=== WORK REQUIRED ===
Count the lines in the entries below that include the word "screenshot". Give nothing but the number.

****

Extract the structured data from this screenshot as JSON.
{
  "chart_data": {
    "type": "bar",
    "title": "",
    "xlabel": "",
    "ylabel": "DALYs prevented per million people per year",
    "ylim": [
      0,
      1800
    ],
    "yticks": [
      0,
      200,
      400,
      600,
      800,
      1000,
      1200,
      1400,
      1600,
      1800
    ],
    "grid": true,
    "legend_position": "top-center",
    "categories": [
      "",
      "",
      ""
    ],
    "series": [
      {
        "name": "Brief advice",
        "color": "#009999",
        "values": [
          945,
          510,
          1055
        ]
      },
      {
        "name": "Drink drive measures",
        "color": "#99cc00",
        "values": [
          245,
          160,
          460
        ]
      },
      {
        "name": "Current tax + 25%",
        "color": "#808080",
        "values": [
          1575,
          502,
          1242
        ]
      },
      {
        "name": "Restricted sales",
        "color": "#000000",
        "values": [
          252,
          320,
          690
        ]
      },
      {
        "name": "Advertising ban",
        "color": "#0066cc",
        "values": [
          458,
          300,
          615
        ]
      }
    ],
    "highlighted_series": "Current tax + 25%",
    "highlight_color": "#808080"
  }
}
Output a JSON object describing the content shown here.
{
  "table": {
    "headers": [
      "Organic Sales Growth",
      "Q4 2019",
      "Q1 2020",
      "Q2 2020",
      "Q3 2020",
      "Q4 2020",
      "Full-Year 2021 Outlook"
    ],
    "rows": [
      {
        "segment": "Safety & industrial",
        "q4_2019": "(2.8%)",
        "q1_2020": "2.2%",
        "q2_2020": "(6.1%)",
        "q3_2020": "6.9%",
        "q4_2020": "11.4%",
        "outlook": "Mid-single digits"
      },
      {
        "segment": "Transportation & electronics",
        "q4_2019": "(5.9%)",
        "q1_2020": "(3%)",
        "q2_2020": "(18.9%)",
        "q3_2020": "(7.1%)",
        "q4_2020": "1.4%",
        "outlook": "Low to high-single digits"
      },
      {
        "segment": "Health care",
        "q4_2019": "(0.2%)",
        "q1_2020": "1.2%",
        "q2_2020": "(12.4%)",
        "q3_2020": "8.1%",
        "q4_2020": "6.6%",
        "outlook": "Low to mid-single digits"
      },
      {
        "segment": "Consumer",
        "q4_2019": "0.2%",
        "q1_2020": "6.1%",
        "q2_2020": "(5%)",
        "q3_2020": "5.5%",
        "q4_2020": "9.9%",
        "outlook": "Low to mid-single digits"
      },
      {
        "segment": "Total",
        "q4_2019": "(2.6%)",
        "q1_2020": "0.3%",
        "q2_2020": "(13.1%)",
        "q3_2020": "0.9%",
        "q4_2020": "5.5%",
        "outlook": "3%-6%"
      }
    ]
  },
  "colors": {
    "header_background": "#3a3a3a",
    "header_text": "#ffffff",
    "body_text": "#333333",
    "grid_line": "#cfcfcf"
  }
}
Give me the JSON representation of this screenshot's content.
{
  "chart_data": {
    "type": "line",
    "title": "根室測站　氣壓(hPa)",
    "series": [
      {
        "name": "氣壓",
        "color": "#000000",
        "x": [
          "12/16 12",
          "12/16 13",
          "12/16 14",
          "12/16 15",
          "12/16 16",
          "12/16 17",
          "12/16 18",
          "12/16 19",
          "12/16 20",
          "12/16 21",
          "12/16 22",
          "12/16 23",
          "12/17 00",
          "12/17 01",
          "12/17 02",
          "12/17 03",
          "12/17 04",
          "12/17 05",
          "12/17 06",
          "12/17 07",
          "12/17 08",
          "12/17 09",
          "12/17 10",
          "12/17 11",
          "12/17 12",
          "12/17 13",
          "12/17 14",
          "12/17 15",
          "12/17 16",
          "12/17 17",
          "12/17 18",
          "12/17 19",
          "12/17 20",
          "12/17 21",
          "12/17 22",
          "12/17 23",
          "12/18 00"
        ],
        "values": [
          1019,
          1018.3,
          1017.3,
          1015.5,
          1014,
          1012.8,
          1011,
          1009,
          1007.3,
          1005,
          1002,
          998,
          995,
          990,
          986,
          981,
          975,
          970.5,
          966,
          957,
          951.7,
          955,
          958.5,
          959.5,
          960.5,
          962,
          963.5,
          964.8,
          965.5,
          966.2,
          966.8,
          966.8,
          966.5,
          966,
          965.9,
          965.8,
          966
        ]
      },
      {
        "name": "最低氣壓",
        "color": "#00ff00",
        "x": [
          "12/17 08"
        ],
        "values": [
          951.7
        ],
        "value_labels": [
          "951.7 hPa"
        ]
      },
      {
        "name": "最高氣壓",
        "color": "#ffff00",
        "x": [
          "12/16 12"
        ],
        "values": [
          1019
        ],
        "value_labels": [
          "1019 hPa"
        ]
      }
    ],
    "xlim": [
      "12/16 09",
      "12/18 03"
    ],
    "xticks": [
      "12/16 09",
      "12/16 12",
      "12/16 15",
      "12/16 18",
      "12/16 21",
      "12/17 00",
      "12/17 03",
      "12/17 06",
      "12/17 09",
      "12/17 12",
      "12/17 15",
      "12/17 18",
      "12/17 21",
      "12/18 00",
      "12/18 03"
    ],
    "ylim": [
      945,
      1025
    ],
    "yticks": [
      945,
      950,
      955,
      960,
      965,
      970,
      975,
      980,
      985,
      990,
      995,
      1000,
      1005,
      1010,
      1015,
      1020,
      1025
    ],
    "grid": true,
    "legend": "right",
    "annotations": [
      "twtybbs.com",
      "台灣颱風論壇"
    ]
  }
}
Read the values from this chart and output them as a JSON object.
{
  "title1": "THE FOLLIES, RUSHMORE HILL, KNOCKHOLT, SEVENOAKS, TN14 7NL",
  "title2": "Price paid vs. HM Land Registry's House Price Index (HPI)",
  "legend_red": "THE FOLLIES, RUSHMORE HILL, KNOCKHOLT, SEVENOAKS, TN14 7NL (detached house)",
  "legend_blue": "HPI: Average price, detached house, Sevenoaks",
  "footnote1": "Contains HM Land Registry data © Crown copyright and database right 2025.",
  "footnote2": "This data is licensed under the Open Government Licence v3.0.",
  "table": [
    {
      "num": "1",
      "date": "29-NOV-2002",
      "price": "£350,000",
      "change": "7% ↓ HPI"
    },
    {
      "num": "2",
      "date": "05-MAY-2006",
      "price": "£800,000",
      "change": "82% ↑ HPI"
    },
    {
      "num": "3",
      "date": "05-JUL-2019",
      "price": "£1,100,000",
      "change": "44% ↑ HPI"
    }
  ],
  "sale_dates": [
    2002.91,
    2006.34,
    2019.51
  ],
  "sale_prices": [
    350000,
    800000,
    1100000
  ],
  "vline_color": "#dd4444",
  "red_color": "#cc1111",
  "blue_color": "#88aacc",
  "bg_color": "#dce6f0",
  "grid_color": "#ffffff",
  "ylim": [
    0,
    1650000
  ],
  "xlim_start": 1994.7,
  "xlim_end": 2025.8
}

****

=== ANSWER TO THIS TASK ===
2